**Recorded information**

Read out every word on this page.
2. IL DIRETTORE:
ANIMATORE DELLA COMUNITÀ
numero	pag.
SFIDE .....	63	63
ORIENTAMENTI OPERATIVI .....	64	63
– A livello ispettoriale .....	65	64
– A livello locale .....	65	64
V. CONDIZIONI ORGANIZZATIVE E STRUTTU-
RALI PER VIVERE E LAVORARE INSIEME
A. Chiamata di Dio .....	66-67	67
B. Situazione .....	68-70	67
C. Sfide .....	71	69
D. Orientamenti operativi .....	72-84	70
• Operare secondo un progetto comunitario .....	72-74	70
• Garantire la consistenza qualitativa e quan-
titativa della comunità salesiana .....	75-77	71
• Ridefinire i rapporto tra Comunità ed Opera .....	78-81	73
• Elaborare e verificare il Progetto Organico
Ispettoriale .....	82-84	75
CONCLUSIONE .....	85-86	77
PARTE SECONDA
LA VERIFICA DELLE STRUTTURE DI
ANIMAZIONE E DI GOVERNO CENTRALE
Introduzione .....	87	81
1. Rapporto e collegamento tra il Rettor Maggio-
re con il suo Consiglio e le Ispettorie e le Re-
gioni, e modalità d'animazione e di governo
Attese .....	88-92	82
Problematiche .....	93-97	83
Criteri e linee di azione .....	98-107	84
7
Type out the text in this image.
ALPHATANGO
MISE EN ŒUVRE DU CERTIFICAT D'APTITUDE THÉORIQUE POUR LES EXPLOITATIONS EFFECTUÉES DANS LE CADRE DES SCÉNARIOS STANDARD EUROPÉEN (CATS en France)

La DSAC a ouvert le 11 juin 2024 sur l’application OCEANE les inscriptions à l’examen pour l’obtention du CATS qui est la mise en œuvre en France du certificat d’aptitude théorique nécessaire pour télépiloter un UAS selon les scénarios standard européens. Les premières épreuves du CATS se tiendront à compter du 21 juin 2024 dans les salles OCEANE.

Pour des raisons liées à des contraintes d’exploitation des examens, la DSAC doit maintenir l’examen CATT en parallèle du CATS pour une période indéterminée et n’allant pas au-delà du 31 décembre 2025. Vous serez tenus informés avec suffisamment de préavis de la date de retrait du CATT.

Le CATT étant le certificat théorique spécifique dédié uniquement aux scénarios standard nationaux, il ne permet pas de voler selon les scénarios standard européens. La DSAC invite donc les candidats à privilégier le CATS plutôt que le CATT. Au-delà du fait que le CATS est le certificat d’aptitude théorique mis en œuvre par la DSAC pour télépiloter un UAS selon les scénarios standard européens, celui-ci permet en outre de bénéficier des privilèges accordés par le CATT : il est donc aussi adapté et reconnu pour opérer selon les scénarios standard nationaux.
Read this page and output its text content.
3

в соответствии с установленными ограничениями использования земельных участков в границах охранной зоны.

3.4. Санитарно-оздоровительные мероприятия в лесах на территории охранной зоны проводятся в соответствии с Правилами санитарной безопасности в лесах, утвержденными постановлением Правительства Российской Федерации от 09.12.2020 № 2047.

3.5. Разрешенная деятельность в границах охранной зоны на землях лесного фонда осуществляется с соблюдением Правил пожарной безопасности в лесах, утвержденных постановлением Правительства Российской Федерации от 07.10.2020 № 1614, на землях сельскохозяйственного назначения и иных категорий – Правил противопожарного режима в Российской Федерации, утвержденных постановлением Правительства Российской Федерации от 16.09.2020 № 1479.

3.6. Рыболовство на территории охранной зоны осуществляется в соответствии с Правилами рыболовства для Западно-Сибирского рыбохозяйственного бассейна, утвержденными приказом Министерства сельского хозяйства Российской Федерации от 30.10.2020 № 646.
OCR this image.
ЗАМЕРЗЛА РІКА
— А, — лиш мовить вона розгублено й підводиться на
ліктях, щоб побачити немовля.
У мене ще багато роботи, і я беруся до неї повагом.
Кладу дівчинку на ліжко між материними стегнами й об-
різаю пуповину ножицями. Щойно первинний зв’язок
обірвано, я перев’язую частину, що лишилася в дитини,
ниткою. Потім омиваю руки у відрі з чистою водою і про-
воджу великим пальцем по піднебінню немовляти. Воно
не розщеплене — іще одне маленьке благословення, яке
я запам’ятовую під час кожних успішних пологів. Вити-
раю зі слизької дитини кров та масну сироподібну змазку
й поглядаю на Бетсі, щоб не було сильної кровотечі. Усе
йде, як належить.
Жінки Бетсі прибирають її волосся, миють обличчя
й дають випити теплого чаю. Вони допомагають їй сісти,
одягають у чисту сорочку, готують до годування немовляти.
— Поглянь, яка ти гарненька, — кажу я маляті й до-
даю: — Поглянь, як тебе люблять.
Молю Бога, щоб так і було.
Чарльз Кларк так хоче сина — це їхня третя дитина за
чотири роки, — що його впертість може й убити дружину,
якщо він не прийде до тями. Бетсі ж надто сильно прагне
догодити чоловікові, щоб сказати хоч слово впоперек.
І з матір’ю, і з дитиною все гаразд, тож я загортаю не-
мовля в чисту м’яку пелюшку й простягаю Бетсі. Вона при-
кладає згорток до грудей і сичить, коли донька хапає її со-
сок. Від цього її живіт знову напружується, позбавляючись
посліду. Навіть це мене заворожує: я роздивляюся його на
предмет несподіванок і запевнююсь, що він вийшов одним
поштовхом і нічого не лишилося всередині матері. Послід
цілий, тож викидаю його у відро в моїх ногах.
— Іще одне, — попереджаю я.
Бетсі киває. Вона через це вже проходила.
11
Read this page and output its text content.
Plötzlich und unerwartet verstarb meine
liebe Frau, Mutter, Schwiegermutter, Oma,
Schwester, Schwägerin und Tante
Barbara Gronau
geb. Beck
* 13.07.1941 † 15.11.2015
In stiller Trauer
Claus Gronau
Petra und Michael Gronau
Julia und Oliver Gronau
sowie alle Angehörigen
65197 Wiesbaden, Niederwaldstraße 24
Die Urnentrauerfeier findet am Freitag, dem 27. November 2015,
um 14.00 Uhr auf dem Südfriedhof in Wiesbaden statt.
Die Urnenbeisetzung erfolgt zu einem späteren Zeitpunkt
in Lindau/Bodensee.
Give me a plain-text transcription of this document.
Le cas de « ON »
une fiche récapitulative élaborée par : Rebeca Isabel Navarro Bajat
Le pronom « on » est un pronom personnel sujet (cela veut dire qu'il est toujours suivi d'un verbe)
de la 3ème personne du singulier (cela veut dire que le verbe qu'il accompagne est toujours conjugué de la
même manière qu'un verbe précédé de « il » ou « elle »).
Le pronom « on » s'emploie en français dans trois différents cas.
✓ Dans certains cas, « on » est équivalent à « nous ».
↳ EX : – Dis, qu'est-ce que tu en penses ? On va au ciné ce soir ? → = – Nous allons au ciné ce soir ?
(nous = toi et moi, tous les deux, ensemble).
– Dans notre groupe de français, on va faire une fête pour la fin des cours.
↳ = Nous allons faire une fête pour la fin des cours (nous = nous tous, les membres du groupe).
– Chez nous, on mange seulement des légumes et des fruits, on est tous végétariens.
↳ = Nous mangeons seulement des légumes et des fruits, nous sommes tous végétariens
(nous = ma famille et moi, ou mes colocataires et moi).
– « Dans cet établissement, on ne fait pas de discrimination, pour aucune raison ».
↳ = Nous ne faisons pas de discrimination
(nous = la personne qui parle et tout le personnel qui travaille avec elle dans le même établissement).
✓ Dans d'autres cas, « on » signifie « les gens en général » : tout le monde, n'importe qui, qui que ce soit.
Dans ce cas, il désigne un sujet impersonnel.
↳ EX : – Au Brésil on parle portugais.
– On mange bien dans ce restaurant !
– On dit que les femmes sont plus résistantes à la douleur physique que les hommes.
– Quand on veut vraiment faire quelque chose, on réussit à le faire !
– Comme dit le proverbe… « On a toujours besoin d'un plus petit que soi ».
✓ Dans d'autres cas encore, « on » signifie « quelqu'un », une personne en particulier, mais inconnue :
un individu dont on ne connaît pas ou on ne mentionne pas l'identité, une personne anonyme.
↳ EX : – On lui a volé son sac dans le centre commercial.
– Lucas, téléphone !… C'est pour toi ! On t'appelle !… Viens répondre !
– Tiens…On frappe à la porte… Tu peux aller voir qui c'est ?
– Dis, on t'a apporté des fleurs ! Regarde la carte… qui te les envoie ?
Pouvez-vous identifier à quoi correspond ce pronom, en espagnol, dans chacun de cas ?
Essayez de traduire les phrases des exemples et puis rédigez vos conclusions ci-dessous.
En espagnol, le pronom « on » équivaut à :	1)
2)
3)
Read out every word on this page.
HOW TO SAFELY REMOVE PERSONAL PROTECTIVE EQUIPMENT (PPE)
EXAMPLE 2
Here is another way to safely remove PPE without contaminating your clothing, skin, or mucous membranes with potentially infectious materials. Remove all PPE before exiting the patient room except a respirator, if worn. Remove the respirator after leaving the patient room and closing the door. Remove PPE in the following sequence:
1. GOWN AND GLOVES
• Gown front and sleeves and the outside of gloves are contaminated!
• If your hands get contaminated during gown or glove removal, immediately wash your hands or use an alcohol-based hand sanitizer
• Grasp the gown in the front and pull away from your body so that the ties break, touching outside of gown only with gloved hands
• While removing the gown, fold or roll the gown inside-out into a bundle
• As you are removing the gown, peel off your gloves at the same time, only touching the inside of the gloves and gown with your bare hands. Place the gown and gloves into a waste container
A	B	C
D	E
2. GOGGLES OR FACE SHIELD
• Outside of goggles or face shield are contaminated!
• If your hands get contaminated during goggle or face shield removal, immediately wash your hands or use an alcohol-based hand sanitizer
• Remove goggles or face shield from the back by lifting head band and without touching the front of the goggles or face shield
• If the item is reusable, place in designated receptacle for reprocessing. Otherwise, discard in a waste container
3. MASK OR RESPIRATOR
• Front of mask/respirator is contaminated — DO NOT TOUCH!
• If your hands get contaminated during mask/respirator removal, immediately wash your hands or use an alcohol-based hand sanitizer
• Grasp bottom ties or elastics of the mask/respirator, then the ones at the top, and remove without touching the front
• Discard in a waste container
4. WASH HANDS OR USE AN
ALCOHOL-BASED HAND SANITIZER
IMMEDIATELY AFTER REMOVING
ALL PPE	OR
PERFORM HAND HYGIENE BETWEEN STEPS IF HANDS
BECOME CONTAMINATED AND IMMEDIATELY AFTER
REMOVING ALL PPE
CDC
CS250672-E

**Required work**
Search the records for the word "осуществляется". Copy every line that has it.

**The output**
3.5. Разрешенная деятельность в границах охранной зоны на землях лесного фонда осуществляется с соблюдением Правил пожарной безопасности в лесах, утвержденных постановлением Правительства Российской Федерации от 07.10.2020 № 1614, на землях сельскохозяйственного назначения и иных категорий – Правил противопожарного режима в Российской Федерации, утвержденных постановлением Правительства Российской Федерации от 16.09.2020 № 1479.
3.6. Рыболовство на территории охранной зоны осуществляется в соответствии с Правилами рыболовства для Западно-Сибирского рыбохозяйственного бассейна, утвержденными приказом Министерства сельского хозяйства Российской Федерации от 30.10.2020 № 646.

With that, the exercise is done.